TASK GOAL >> Look at each line of the listing. Copy those that hold the string "collagen".

# # #

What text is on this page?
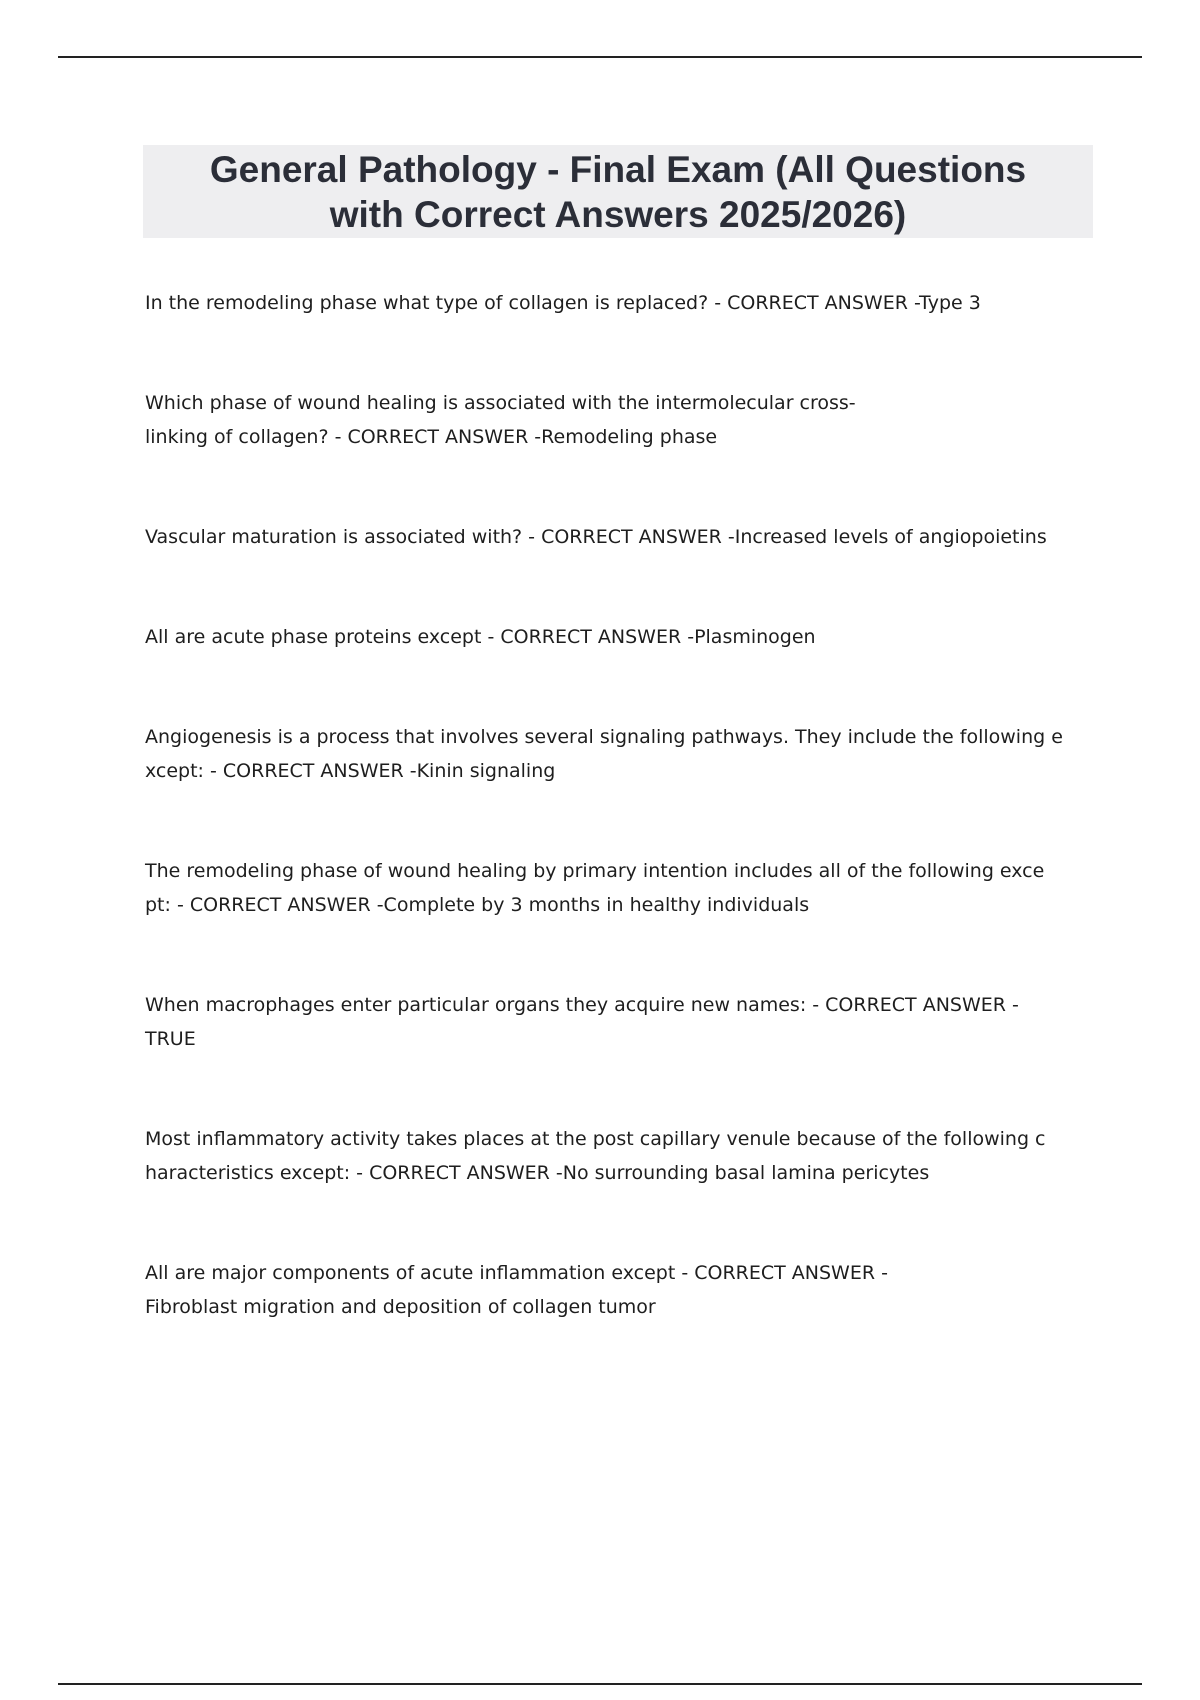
General Pathology - Final Exam (All Questions
with Correct Answers 2025/2026)

In the remodeling phase what type of collagen is replaced? - CORRECT ANSWER -Type 3

Which phase of wound healing is associated with the intermolecular cross-
linking of collagen? - CORRECT ANSWER -Remodeling phase

Vascular maturation is associated with? - CORRECT ANSWER -Increased levels of angiopoietins

All are acute phase proteins except - CORRECT ANSWER -Plasminogen

Angiogenesis is a process that involves several signaling pathways. They include the following e
xcept: - CORRECT ANSWER -Kinin signaling

The remodeling phase of wound healing by primary intention includes all of the following exce
pt: - CORRECT ANSWER -Complete by 3 months in healthy individuals

When macrophages enter particular organs they acquire new names: - CORRECT ANSWER -
TRUE

Most inflammatory activity takes places at the post capillary venule because of the following c
haracteristics except: - CORRECT ANSWER -No surrounding basal lamina pericytes

All are major components of acute inflammation except - CORRECT ANSWER -
Fibroblast migration and deposition of collagen tumor
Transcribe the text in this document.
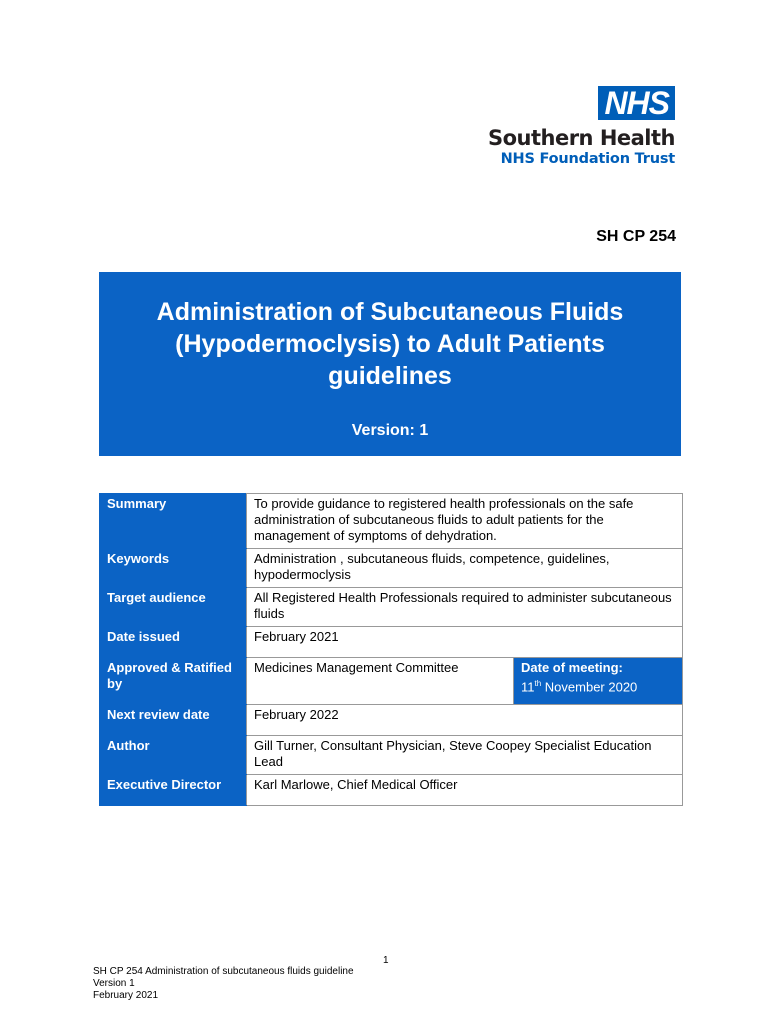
NHS
Southern Health
NHS Foundation Trust
SH CP 254
Administration of Subcutaneous Fluids (Hypodermoclysis) to Adult Patients guidelines
Version: 1
Summary	To provide guidance to registered health professionals on the safe administration of subcutaneous fluids to adult patients for the management of symptoms of dehydration.	
Keywords	Administration , subcutaneous fluids, competence, guidelines, hypodermoclysis	
Target audience	All Registered Health Professionals required to administer subcutaneous fluids	
Date issued	February 2021	
Approved & Ratified by	Medicines Management Committee	Date of meeting:
11th November 2020

Next review date	February 2022	
Author	Gill Turner, Consultant Physician, Steve Coopey Specialist Education Lead	
Executive Director	Karl Marlowe, Chief Medical Officer	
1
SH CP 254 Administration of subcutaneous fluids guideline
Version 1
February 2021
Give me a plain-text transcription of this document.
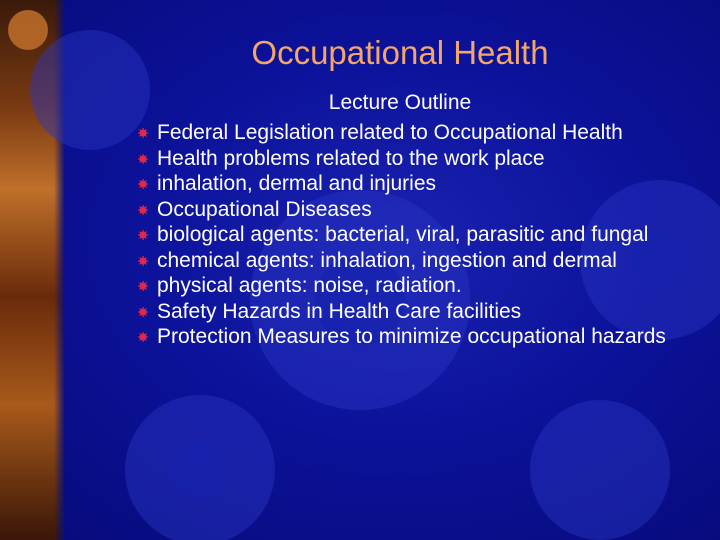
Occupational Health
Lecture Outline
Federal Legislation related to Occupational Health
Health problems related to the work place
inhalation, dermal and injuries
Occupational Diseases
biological agents: bacterial, viral, parasitic and fungal
chemical agents: inhalation, ingestion and dermal
physical agents: noise, radiation.
Safety Hazards in Health Care facilities
Protection Measures to minimize occupational hazards
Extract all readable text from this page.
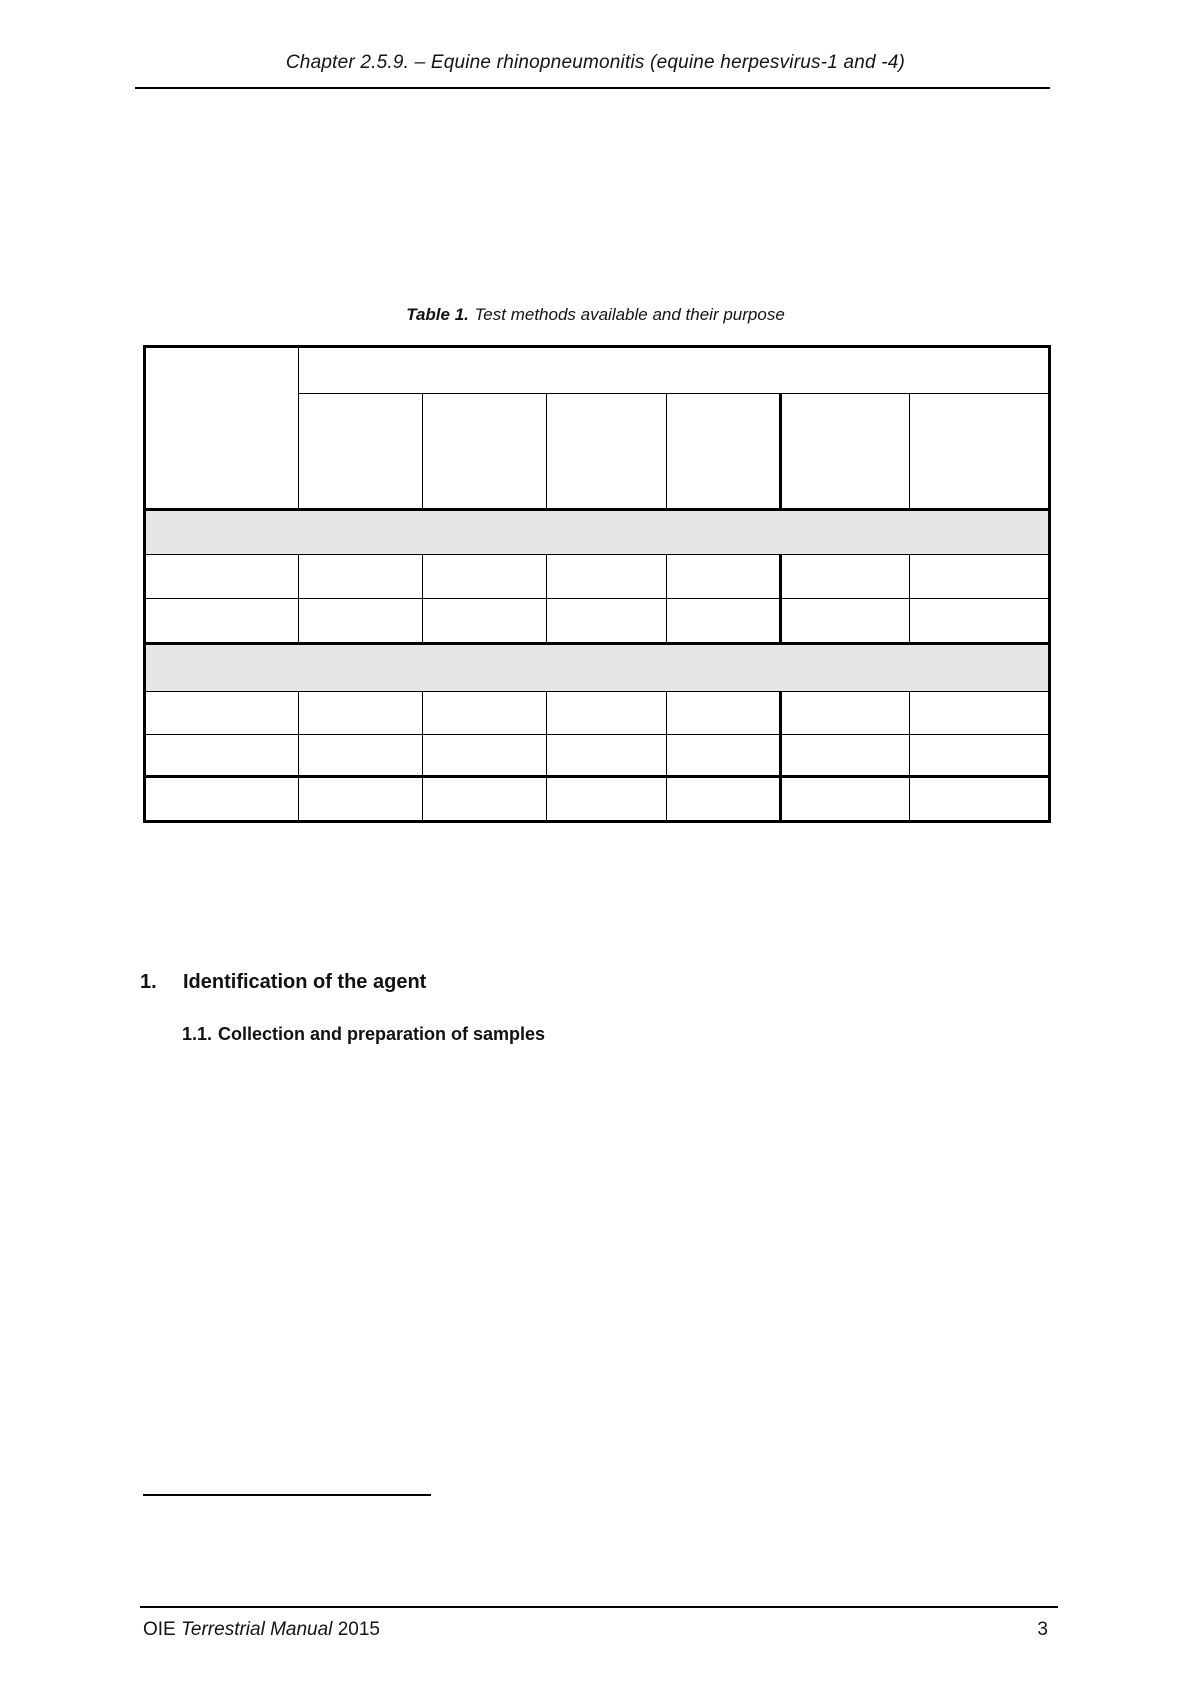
Chapter 2.5.9. – Equine rhinopneumonitis (equine herpesvirus-1 and -4)
Table 1. Test methods available and their purpose

1.	Identification of the agent
1.1. Collection and preparation of samples
OIE Terrestrial Manual 2015	3
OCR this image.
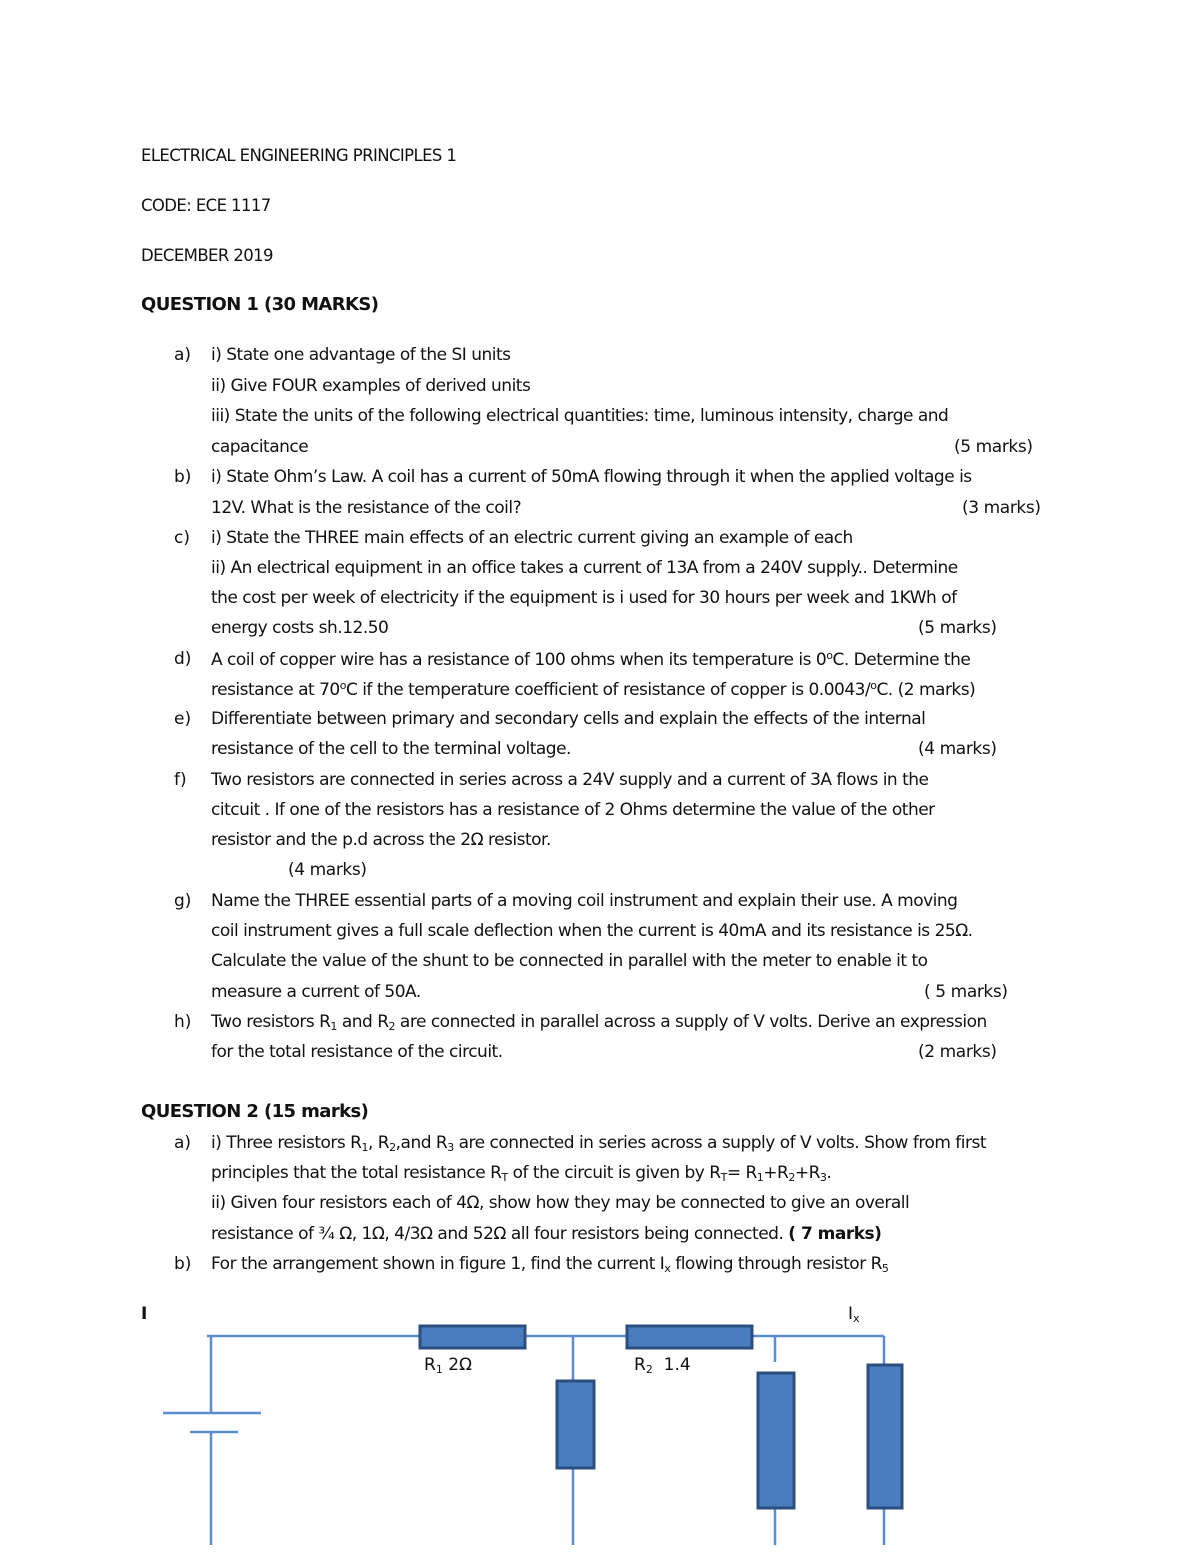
ELECTRICAL ENGINEERING PRINCIPLES 1
CODE: ECE 1117
DECEMBER 2019
QUESTION 1 (30 MARKS)
a) i) State one advantage of the SI units
ii) Give FOUR examples of derived units
iii) State the units of the following electrical quantities: time, luminous intensity, charge and
capacitance	(5 marks)
b) i) State Ohm’s Law. A coil has a current of 50mA flowing through it when the applied voltage is
12V. What is the resistance of the coil?	(3 marks)
c) i) State the THREE main effects of an electric current giving an example of each
ii) An electrical equipment in an office takes a current of 13A from a 240V supply.. Determine
the cost per week of electricity if the equipment is i used for 30 hours per week and 1KWh of
energy costs sh.12.50	(5 marks)
d) A coil of copper wire has a resistance of 100 ohms when its temperature is 0$^o$C. Determine the
resistance at 70$^o$C if the temperature coefficient of resistance of copper is 0.0043/$^o$C. (2 marks)
e) Differentiate between primary and secondary cells and explain the effects of the internal
resistance of the cell to the terminal voltage.	(4 marks)
f) Two resistors are connected in series across a 24V supply and a current of 3A flows in the
citcuit . If one of the resistors has a resistance of 2 Ohms determine the value of the other
resistor and the p.d across the 2Ω resistor.
(4 marks)
g) Name the THREE essential parts of a moving coil instrument and explain their use. A moving
coil instrument gives a full scale deflection when the current is 40mA and its resistance is 25Ω.
Calculate the value of the shunt to be connected in parallel with the meter to enable it to
measure a current of 50A.	( 5 marks)
h) Two resistors $R_1$ and $R_2$ are connected in parallel across a supply of V volts. Derive an expression
for the total resistance of the circuit.	(2 marks)
QUESTION 2 (15 marks)
a) i) Three resistors $R_1$, $R_2,and$ $R_3$ are connected in series across a supply of V volts. Show from first
principles that the total resistance $R_T$ of the circuit is given by $R_T= R_1+R_2+R_3$.
ii) Given four resistors each of 4Ω, show how they may be connected to give an overall
resistance of ¾ Ω, 1Ω, 4/3Ω and 52Ω all four resistors being connected. ( 7 marks)
b) For the arrangement shown in figure 1, find the current $I_x$ flowing through resistor $R_5$
I	$I_x$
$R_1$ 2Ω	$R_2$ 1.4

# # #

ANSWER TO THE EXERCISE >>
In the remodeling phase what type of collagen is replaced? - CORRECT ANSWER -Type 3
linking of collagen? - CORRECT ANSWER -Remodeling phase
Fibroblast migration and deposition of collagen tumor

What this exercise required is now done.